Set problem
The records that follow need to be output exactly as they are.

Provided information

----------

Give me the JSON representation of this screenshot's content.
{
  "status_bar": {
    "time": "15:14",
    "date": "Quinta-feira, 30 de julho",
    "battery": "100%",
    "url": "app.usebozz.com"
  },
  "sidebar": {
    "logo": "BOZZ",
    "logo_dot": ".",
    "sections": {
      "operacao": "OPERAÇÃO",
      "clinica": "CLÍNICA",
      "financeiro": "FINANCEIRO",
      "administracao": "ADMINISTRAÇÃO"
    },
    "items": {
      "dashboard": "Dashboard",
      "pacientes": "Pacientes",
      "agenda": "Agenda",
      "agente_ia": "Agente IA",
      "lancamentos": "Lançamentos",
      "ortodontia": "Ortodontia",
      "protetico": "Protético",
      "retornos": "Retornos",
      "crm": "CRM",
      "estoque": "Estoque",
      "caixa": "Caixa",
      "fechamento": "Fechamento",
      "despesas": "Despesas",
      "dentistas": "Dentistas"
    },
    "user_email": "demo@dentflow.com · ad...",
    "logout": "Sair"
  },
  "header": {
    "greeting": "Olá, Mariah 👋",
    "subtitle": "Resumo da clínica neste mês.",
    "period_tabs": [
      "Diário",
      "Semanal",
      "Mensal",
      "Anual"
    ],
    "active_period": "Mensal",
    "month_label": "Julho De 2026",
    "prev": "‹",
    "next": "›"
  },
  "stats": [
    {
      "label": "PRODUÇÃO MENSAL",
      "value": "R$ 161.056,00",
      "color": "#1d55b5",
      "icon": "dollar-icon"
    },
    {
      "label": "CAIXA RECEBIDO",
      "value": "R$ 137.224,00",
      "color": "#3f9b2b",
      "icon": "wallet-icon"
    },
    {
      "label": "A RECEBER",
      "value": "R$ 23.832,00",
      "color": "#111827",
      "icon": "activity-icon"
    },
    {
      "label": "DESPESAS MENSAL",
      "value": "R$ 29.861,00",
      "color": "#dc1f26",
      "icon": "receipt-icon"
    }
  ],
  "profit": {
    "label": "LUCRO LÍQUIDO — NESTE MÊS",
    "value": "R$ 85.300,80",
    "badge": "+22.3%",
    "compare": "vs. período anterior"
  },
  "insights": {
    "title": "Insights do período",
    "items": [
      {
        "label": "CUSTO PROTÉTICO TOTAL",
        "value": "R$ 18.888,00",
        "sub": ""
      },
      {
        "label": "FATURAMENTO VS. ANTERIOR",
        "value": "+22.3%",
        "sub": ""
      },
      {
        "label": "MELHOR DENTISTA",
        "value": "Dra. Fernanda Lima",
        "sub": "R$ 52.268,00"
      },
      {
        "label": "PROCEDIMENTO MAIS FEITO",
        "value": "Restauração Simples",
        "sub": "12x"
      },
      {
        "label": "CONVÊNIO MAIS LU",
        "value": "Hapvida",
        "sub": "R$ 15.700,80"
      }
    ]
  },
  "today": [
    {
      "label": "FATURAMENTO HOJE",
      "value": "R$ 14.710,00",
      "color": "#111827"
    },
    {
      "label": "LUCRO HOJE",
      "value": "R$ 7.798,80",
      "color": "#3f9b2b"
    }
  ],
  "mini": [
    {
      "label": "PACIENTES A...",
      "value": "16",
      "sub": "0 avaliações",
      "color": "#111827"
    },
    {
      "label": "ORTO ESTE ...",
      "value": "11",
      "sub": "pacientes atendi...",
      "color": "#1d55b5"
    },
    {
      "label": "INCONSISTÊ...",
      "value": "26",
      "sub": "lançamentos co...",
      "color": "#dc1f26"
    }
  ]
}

----------

Correct result
Give me the JSON representation of this screenshot's content.
{
  "status_bar": {
    "time": "15:14",
    "date": "Quinta-feira, 30 de julho",
    "battery": "100%",
    "url": "app.usebozz.com"
  },
  "sidebar": {
    "logo": "BOZZ",
    "logo_dot": ".",
    "sections": {
      "operacao": "OPERAÇÃO",
      "clinica": "CLÍNICA",
      "financeiro": "FINANCEIRO",
      "administracao": "ADMINISTRAÇÃO"
    },
    "items": {
      "dashboard": "Dashboard",
      "pacientes": "Pacientes",
      "agenda": "Agenda",
      "agente_ia": "Agente IA",
      "lancamentos": "Lançamentos",
      "ortodontia": "Ortodontia",
      "protetico": "Protético",
      "retornos": "Retornos",
      "crm": "CRM",
      "estoque": "Estoque",
      "caixa": "Caixa",
      "fechamento": "Fechamento",
      "despesas": "Despesas",
      "dentistas": "Dentistas"
    },
    "user_email": "demo@dentflow.com · ad...",
    "logout": "Sair"
  },
  "header": {
    "greeting": "Olá, Mariah 👋",
    "subtitle": "Resumo da clínica neste mês.",
    "period_tabs": [
      "Diário",
      "Semanal",
      "Mensal",
      "Anual"
    ],
    "active_period": "Mensal",
    "month_label": "Julho De 2026",
    "prev": "‹",
    "next": "›"
  },
  "stats": [
    {
      "label": "PRODUÇÃO MENSAL",
      "value": "R$ 161.056,00",
      "color": "#1d55b5",
      "icon": "dollar-icon"
    },
    {
      "label": "CAIXA RECEBIDO",
      "value": "R$ 137.224,00",
      "color": "#3f9b2b",
      "icon": "wallet-icon"
    },
    {
      "label": "A RECEBER",
      "value": "R$ 23.832,00",
      "color": "#111827",
      "icon": "activity-icon"
    },
    {
      "label": "DESPESAS MENSAL",
      "value": "R$ 29.861,00",
      "color": "#dc1f26",
      "icon": "receipt-icon"
    }
  ],
  "profit": {
    "label": "LUCRO LÍQUIDO — NESTE MÊS",
    "value": "R$ 85.300,80",
    "badge": "+22.3%",
    "compare": "vs. período anterior"
  },
  "insights": {
    "title": "Insights do período",
    "items": [
      {
        "label": "CUSTO PROTÉTICO TOTAL",
        "value": "R$ 18.888,00",
        "sub": ""
      },
      {
        "label": "FATURAMENTO VS. ANTERIOR",
        "value": "+22.3%",
        "sub": ""
      },
      {
        "label": "MELHOR DENTISTA",
        "value": "Dra. Fernanda Lima",
        "sub": "R$ 52.268,00"
      },
      {
        "label": "PROCEDIMENTO MAIS FEITO",
        "value": "Restauração Simples",
        "sub": "12x"
      },
      {
        "label": "CONVÊNIO MAIS LU",
        "value": "Hapvida",
        "sub": "R$ 15.700,80"
      }
    ]
  },
  "today": [
    {
      "label": "FATURAMENTO HOJE",
      "value": "R$ 14.710,00",
      "color": "#111827"
    },
    {
      "label": "LUCRO HOJE",
      "value": "R$ 7.798,80",
      "color": "#3f9b2b"
    }
  ],
  "mini": [
    {
      "label": "PACIENTES A...",
      "value": "16",
      "sub": "0 avaliações",
      "color": "#111827"
    },
    {
      "label": "ORTO ESTE ...",
      "value": "11",
      "sub": "pacientes atendi...",
      "color": "#1d55b5"
    },
    {
      "label": "INCONSISTÊ...",
      "value": "26",
      "sub": "lançamentos co...",
      "color": "#dc1f26"
    }
  ]
}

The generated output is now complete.